Aim :: Find each line in the following listing that has the string "placeholder", then state the count and nothing else.

Records ::
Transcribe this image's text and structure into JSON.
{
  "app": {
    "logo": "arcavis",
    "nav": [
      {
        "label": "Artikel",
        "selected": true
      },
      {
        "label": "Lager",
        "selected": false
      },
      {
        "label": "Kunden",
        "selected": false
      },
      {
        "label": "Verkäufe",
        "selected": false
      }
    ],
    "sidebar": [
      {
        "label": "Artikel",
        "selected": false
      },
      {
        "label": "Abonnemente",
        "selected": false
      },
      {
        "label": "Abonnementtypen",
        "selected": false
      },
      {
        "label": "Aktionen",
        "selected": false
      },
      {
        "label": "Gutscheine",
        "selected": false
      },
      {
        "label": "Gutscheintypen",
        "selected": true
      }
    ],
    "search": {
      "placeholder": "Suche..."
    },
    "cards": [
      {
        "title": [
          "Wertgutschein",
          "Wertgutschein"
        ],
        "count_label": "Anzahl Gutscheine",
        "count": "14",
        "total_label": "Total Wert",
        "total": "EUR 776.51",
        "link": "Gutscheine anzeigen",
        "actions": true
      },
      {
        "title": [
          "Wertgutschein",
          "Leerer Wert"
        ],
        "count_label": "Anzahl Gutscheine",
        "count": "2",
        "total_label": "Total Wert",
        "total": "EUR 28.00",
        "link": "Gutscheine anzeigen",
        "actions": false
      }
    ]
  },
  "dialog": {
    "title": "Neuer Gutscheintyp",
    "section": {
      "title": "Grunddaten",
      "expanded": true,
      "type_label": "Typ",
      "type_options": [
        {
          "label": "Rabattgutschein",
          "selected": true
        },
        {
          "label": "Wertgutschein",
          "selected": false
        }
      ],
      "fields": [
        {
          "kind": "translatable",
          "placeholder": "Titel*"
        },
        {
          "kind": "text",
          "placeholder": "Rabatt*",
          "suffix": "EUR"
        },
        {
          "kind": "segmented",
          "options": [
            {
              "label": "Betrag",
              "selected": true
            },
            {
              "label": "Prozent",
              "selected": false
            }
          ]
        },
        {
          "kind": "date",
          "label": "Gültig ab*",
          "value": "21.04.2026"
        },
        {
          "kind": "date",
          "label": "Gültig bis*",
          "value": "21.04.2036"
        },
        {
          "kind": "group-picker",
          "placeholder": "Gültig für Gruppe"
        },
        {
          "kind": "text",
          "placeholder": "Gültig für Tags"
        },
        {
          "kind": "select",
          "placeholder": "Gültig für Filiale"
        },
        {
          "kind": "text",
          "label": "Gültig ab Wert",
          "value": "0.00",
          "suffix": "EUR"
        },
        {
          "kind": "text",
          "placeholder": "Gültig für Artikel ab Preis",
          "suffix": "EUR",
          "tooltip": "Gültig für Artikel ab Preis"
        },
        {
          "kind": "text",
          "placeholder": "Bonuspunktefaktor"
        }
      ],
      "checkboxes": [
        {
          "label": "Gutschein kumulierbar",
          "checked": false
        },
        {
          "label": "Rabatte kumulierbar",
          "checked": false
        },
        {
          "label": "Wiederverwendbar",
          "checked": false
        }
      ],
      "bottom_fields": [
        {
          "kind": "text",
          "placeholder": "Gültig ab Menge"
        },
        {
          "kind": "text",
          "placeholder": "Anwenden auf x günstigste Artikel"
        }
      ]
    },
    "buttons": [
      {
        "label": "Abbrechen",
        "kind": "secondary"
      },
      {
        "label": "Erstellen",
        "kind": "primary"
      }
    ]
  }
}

The output :: 10